Provided material:
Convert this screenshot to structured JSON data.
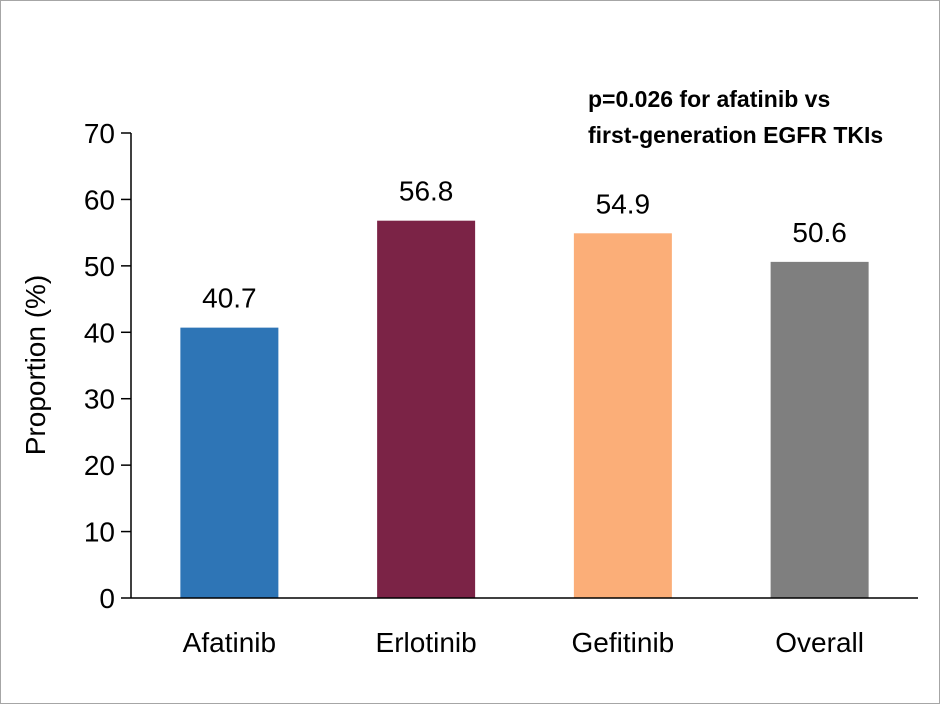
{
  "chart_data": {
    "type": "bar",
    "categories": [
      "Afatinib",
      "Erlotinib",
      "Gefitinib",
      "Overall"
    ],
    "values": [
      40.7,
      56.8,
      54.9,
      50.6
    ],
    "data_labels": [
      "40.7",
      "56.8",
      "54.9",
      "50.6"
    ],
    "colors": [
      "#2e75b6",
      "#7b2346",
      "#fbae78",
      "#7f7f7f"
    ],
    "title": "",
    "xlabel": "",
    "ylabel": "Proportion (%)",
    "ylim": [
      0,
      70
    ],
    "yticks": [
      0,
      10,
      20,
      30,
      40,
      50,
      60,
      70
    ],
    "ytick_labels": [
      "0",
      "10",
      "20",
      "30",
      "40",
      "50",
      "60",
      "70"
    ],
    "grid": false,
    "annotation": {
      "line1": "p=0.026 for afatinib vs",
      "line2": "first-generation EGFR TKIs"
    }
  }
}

Given instruction: Reproduce the full listing faithfully, but do not carry over any pictures.

Solution:
Convert this screenshot to structured JSON data.
{
  "chart_data": {
    "type": "bar",
    "categories": [
      "Afatinib",
      "Erlotinib",
      "Gefitinib",
      "Overall"
    ],
    "values": [
      40.7,
      56.8,
      54.9,
      50.6
    ],
    "data_labels": [
      "40.7",
      "56.8",
      "54.9",
      "50.6"
    ],
    "colors": [
      "#2e75b6",
      "#7b2346",
      "#fbae78",
      "#7f7f7f"
    ],
    "title": "",
    "xlabel": "",
    "ylabel": "Proportion (%)",
    "ylim": [
      0,
      70
    ],
    "yticks": [
      0,
      10,
      20,
      30,
      40,
      50,
      60,
      70
    ],
    "ytick_labels": [
      "0",
      "10",
      "20",
      "30",
      "40",
      "50",
      "60",
      "70"
    ],
    "grid": false,
    "annotation": {
      "line1": "p=0.026 for afatinib vs",
      "line2": "first-generation EGFR TKIs"
    }
  }
}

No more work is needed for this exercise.